Task details:
Answer with the number of lines in the listing below that contain the word "year", and nothing else.

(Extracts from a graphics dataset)
↓↓↓

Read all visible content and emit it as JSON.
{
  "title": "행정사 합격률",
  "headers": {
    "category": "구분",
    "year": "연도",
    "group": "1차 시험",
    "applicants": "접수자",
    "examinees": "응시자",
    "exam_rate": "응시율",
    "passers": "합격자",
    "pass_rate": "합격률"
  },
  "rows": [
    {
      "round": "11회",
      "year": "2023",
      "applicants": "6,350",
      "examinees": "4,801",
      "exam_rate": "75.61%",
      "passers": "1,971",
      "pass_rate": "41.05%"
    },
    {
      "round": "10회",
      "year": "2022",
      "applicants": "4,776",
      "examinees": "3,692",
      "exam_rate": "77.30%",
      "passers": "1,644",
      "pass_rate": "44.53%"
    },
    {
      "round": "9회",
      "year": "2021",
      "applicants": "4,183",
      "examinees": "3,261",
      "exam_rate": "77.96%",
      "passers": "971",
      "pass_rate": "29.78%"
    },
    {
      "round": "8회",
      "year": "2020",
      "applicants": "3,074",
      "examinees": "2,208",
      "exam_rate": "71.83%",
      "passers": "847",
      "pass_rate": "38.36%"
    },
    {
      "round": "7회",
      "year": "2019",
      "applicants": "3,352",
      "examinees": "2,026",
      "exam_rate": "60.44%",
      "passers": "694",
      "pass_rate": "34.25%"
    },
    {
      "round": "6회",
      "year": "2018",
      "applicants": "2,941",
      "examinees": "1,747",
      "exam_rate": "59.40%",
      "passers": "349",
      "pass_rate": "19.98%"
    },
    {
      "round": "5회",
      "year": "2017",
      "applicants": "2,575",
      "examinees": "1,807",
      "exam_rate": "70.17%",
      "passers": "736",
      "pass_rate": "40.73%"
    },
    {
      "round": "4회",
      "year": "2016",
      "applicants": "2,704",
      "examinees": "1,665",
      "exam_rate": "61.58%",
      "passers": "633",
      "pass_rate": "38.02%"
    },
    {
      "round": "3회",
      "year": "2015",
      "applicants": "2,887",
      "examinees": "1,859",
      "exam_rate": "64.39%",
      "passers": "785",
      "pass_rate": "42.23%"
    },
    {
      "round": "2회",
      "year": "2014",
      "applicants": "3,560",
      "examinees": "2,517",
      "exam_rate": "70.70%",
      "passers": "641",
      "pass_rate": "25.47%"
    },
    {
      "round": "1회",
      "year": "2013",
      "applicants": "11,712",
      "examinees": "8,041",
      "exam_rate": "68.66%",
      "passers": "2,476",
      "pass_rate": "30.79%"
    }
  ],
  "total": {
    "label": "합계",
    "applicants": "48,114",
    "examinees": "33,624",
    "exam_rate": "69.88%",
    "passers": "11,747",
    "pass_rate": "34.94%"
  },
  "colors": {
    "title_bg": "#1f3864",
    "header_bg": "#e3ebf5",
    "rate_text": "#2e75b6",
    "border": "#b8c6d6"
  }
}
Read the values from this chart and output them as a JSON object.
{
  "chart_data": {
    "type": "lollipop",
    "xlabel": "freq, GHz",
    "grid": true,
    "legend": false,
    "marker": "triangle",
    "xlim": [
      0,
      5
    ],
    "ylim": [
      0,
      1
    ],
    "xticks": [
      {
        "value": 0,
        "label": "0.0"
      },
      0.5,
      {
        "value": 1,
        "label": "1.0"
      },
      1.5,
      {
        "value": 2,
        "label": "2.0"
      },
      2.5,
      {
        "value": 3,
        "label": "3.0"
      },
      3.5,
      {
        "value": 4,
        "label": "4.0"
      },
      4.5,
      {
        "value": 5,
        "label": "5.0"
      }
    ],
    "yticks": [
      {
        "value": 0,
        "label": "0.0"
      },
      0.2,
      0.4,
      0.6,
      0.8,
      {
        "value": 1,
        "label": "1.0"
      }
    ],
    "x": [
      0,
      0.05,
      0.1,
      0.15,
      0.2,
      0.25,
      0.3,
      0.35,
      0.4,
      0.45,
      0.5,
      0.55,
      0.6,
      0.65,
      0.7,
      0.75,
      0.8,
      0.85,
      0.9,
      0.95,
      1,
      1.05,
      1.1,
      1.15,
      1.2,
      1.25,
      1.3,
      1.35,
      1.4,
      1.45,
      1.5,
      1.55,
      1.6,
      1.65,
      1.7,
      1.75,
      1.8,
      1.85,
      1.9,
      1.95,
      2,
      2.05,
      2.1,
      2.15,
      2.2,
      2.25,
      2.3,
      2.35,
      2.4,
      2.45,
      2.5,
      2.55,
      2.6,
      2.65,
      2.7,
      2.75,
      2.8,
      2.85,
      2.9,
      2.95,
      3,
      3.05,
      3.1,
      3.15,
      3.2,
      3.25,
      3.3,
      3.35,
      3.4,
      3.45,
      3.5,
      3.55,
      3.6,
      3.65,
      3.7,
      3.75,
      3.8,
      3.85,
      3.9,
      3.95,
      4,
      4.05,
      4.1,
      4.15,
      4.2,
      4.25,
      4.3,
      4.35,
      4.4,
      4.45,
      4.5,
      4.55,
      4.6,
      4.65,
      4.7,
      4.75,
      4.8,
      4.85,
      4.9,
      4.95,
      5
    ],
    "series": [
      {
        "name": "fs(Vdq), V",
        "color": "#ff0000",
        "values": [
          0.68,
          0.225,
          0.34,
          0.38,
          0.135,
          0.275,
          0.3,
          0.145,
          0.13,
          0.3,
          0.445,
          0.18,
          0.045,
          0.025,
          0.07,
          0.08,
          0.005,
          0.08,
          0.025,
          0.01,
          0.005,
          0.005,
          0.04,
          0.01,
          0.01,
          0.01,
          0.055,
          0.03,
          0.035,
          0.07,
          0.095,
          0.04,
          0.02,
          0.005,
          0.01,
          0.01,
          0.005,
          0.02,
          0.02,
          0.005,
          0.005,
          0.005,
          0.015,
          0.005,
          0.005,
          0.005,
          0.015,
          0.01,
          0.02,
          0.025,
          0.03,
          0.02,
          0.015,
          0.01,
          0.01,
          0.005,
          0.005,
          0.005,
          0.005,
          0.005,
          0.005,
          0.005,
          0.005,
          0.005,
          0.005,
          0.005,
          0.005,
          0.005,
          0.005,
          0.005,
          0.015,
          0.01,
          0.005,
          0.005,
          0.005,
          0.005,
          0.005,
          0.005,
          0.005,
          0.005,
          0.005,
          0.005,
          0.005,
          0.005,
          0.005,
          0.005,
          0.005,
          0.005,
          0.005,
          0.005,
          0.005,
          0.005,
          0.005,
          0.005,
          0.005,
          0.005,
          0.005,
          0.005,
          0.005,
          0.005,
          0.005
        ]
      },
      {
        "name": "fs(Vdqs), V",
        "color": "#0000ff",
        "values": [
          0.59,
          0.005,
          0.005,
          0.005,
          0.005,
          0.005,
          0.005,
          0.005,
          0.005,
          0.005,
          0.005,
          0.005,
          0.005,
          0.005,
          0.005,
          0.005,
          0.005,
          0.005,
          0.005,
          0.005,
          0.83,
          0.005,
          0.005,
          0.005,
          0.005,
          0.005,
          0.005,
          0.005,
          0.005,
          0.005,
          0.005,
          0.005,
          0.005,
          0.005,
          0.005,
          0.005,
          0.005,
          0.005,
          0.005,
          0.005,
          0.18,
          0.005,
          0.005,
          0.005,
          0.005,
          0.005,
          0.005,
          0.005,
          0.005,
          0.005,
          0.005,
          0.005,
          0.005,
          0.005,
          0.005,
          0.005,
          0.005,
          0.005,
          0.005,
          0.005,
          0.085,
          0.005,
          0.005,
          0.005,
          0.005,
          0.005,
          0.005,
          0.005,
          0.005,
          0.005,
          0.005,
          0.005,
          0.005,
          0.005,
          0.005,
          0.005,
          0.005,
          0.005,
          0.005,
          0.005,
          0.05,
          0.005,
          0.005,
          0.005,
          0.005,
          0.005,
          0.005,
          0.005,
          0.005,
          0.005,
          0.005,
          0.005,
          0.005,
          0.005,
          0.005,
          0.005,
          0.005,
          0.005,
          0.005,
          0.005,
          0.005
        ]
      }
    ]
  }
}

↑↑↑

Finished exercise:
12